__SHORT TASK__
From the entries below, count every line that contains the word "Predicted". Please give the number and nothing else.

__INFORMATION SHOWN__
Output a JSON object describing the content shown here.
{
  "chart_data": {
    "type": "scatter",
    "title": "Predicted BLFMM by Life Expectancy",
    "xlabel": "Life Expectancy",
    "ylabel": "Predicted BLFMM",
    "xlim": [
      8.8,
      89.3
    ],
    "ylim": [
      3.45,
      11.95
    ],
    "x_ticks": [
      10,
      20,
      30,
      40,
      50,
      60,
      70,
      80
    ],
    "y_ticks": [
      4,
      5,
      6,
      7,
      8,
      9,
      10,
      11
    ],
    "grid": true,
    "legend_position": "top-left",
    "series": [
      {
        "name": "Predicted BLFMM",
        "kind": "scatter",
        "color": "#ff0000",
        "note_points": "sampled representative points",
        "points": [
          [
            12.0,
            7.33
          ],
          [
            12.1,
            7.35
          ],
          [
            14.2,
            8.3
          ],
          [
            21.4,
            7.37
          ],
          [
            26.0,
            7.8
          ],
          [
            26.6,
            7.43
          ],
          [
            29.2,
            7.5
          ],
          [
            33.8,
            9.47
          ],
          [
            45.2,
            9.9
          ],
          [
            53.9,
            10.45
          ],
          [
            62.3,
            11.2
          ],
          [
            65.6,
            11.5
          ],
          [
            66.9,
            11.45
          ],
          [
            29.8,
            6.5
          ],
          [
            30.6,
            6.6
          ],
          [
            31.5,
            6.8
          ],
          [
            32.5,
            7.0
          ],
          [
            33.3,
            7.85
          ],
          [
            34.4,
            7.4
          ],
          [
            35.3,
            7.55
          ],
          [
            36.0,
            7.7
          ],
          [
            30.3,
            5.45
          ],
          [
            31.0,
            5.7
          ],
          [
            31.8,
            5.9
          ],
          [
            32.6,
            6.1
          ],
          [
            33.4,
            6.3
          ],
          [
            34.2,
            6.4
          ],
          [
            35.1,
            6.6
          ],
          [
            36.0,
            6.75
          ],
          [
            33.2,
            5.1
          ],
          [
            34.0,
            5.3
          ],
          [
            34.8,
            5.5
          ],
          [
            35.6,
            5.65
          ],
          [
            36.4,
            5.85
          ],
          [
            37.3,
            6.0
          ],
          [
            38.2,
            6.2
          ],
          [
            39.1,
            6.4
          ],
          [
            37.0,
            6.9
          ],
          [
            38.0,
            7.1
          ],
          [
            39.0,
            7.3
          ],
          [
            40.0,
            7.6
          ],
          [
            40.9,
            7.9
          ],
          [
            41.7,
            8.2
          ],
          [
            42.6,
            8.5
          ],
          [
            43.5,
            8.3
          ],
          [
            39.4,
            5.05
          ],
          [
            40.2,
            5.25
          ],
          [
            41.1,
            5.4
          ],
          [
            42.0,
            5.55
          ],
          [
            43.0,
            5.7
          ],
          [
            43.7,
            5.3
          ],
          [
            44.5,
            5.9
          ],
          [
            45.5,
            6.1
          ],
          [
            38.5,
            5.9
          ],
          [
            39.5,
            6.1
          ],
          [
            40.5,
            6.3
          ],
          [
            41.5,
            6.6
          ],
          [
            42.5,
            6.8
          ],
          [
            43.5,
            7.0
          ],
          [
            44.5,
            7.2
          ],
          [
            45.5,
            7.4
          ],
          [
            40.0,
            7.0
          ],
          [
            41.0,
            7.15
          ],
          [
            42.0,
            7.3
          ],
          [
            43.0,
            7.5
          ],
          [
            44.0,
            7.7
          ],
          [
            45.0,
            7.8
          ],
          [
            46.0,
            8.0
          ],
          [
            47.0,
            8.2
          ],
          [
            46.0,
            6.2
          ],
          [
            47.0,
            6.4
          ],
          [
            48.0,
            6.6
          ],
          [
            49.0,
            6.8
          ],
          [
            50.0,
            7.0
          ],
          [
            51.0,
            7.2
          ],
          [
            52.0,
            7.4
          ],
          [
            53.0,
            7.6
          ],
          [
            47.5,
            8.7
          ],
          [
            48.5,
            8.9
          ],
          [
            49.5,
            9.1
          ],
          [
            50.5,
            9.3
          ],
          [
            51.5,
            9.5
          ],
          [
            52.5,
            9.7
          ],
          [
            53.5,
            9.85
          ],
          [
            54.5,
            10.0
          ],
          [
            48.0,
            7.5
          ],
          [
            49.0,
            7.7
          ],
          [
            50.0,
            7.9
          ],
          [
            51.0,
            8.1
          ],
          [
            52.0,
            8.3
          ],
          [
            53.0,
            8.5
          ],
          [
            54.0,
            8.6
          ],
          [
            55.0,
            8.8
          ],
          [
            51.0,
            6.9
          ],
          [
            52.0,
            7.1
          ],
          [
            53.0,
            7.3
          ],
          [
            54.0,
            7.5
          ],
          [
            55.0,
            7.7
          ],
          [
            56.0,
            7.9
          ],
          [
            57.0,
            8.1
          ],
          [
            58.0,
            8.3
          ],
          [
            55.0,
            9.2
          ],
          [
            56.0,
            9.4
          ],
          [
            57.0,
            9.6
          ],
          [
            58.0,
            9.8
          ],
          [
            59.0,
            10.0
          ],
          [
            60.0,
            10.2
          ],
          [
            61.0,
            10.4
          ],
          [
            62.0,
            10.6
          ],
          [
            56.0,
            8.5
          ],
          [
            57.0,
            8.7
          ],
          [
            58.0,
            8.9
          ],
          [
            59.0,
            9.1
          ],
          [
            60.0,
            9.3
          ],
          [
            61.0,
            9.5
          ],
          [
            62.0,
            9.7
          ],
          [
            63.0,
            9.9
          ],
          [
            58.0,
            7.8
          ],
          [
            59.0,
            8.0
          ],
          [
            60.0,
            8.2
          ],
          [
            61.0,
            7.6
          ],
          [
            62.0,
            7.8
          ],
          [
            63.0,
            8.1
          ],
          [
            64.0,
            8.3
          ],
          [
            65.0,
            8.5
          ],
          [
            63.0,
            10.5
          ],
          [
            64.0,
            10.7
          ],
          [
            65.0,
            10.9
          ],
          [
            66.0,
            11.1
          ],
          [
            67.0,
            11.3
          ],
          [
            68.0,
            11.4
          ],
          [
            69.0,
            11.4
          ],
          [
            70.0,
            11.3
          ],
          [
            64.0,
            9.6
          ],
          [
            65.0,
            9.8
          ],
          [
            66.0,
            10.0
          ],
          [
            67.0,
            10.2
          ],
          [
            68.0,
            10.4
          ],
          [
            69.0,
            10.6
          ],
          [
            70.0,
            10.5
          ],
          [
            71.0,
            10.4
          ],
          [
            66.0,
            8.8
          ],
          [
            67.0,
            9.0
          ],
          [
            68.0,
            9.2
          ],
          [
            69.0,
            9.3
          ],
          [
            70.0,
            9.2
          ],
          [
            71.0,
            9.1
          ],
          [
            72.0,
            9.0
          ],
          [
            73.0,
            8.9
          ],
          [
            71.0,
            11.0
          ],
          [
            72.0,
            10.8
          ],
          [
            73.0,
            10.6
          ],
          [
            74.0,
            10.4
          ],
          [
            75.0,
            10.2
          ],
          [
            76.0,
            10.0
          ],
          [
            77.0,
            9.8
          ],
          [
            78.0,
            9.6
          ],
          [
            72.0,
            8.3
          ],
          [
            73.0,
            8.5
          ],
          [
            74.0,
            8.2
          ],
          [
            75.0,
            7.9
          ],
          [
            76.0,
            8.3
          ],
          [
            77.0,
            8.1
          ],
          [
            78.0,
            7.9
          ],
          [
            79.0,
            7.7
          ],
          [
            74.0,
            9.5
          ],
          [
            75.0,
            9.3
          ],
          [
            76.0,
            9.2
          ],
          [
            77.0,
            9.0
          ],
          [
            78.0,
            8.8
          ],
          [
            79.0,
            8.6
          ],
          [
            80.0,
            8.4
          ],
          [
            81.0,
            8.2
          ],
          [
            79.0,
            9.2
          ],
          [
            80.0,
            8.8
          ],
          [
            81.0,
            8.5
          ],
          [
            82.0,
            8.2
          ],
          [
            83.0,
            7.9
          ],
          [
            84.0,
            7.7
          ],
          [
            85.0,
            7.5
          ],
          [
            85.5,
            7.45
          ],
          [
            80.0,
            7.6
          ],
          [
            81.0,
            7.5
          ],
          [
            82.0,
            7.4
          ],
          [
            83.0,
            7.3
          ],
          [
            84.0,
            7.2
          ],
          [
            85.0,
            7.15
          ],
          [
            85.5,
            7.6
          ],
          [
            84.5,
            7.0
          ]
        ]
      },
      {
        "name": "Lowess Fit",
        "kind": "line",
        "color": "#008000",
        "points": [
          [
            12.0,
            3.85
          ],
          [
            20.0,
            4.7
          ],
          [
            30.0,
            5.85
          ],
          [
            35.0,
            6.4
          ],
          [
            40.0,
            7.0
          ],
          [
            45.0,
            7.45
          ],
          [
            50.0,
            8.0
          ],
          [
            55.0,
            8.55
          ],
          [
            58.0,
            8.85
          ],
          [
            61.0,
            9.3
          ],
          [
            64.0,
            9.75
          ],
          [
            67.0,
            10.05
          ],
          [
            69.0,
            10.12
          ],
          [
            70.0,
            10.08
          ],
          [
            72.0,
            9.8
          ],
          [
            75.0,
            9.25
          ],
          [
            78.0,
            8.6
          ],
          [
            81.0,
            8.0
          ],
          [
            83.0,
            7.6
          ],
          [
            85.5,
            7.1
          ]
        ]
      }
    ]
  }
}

__OUTPUT FOR THIS EXERCISE__
3